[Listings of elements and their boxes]
• • •

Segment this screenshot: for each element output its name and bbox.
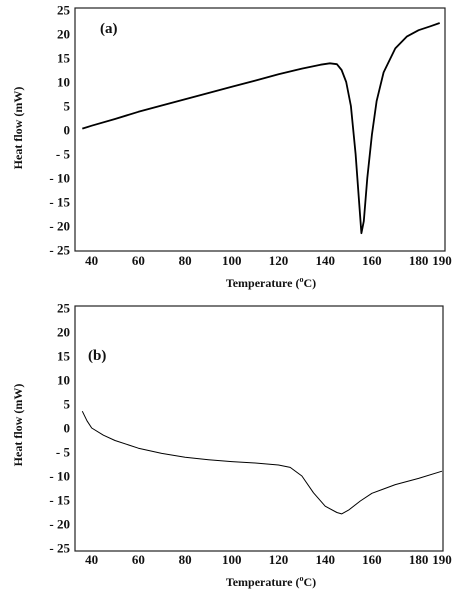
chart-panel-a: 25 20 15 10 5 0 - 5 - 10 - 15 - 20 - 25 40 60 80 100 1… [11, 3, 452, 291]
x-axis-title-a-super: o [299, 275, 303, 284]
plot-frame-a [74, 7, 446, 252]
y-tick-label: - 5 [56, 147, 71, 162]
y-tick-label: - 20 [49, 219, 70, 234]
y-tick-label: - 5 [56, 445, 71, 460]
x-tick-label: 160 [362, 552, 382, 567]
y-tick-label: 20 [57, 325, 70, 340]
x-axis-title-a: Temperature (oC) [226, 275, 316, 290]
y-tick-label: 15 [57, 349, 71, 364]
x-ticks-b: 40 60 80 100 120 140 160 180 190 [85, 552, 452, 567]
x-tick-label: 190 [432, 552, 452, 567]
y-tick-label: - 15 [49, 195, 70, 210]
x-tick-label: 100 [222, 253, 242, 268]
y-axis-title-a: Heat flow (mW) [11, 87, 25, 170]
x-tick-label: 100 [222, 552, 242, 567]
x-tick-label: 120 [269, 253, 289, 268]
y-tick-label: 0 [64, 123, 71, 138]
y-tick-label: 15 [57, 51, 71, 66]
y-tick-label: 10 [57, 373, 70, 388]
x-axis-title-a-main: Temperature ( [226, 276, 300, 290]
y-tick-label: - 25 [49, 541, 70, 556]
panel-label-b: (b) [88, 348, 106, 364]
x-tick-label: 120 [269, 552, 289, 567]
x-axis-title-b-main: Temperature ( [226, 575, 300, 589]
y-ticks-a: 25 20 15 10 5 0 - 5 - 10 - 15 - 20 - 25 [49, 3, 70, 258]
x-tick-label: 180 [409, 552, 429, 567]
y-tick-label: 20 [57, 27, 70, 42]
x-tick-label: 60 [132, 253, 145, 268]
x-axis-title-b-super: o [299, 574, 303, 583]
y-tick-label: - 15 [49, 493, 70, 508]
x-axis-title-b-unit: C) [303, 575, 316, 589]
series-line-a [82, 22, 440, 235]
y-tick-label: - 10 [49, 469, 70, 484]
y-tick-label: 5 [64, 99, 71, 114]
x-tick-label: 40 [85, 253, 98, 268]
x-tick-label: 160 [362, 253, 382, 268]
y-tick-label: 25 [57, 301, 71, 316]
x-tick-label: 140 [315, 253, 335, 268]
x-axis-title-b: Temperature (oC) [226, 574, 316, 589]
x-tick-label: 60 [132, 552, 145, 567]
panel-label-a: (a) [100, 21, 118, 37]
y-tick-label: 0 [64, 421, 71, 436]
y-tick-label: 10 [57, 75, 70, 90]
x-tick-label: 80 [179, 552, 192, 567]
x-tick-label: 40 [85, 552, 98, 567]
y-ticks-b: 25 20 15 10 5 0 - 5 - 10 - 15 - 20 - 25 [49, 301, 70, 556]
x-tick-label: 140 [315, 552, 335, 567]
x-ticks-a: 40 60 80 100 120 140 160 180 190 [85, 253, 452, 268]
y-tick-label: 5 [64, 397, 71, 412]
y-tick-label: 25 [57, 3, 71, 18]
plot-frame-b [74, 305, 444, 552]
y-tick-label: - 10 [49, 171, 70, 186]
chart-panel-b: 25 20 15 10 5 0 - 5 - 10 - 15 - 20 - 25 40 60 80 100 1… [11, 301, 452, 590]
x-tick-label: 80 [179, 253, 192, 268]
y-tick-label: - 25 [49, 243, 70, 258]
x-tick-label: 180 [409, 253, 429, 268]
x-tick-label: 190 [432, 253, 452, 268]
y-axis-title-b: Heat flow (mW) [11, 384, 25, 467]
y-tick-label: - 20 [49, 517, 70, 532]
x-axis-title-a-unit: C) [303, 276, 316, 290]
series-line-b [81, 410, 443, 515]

• • •

◆ WRITTEN REQUEST ◆
Reproduce every line of the listing above without changing a single character, and leave the pictures out of your reproduction.

◆ OUTPUT FOR THIS EXERCISE ◆
Segment this screenshot: for each element output its name and bbox.
chart-panel-a: 25 20 15 10 5 0 - 5 - 10 - 15 - 20 - 25 40 60 80 100 1… [11, 3, 452, 291]
x-axis-title-a-super: o [299, 275, 303, 284]
plot-frame-a [74, 7, 446, 252]
y-tick-label: - 5 [56, 147, 71, 162]
y-tick-label: - 20 [49, 219, 70, 234]
y-tick-label: - 5 [56, 445, 71, 460]
x-tick-label: 160 [362, 552, 382, 567]
y-tick-label: 20 [57, 325, 70, 340]
x-axis-title-a: Temperature (oC) [226, 275, 316, 290]
y-tick-label: 15 [57, 349, 71, 364]
x-ticks-b: 40 60 80 100 120 140 160 180 190 [85, 552, 452, 567]
x-tick-label: 190 [432, 552, 452, 567]
y-tick-label: - 15 [49, 195, 70, 210]
x-tick-label: 100 [222, 253, 242, 268]
y-axis-title-a: Heat flow (mW) [11, 87, 25, 170]
x-tick-label: 100 [222, 552, 242, 567]
x-tick-label: 120 [269, 253, 289, 268]
y-tick-label: 0 [64, 123, 71, 138]
y-tick-label: 15 [57, 51, 71, 66]
y-tick-label: 10 [57, 373, 70, 388]
x-axis-title-a-main: Temperature ( [226, 276, 300, 290]
y-tick-label: - 25 [49, 541, 70, 556]
panel-label-b: (b) [88, 348, 106, 364]
x-tick-label: 120 [269, 552, 289, 567]
x-axis-title-b-main: Temperature ( [226, 575, 300, 589]
y-ticks-a: 25 20 15 10 5 0 - 5 - 10 - 15 - 20 - 25 [49, 3, 70, 258]
x-tick-label: 180 [409, 552, 429, 567]
y-tick-label: 20 [57, 27, 70, 42]
x-tick-label: 60 [132, 253, 145, 268]
x-axis-title-b-super: o [299, 574, 303, 583]
y-tick-label: - 15 [49, 493, 70, 508]
x-axis-title-b-unit: C) [303, 575, 316, 589]
series-line-a [82, 22, 440, 235]
y-tick-label: - 10 [49, 469, 70, 484]
y-tick-label: 5 [64, 99, 71, 114]
x-tick-label: 40 [85, 253, 98, 268]
x-tick-label: 160 [362, 253, 382, 268]
y-tick-label: 25 [57, 301, 71, 316]
x-tick-label: 140 [315, 253, 335, 268]
x-axis-title-b: Temperature (oC) [226, 574, 316, 589]
x-tick-label: 60 [132, 552, 145, 567]
panel-label-a: (a) [100, 21, 118, 37]
y-tick-label: 0 [64, 421, 71, 436]
y-tick-label: 10 [57, 75, 70, 90]
x-tick-label: 80 [179, 552, 192, 567]
x-tick-label: 40 [85, 552, 98, 567]
y-ticks-b: 25 20 15 10 5 0 - 5 - 10 - 15 - 20 - 25 [49, 301, 70, 556]
x-tick-label: 140 [315, 552, 335, 567]
x-ticks-a: 40 60 80 100 120 140 160 180 190 [85, 253, 452, 268]
y-tick-label: 5 [64, 397, 71, 412]
y-tick-label: 25 [57, 3, 71, 18]
plot-frame-b [74, 305, 444, 552]
y-tick-label: - 10 [49, 171, 70, 186]
chart-panel-b: 25 20 15 10 5 0 - 5 - 10 - 15 - 20 - 25 40 60 80 100 1… [11, 301, 452, 590]
x-tick-label: 80 [179, 253, 192, 268]
y-tick-label: - 25 [49, 243, 70, 258]
x-tick-label: 180 [409, 253, 429, 268]
x-tick-label: 190 [432, 253, 452, 268]
y-axis-title-b: Heat flow (mW) [11, 384, 25, 467]
y-tick-label: - 20 [49, 517, 70, 532]
x-axis-title-a-unit: C) [303, 276, 316, 290]
series-line-b [81, 410, 443, 515]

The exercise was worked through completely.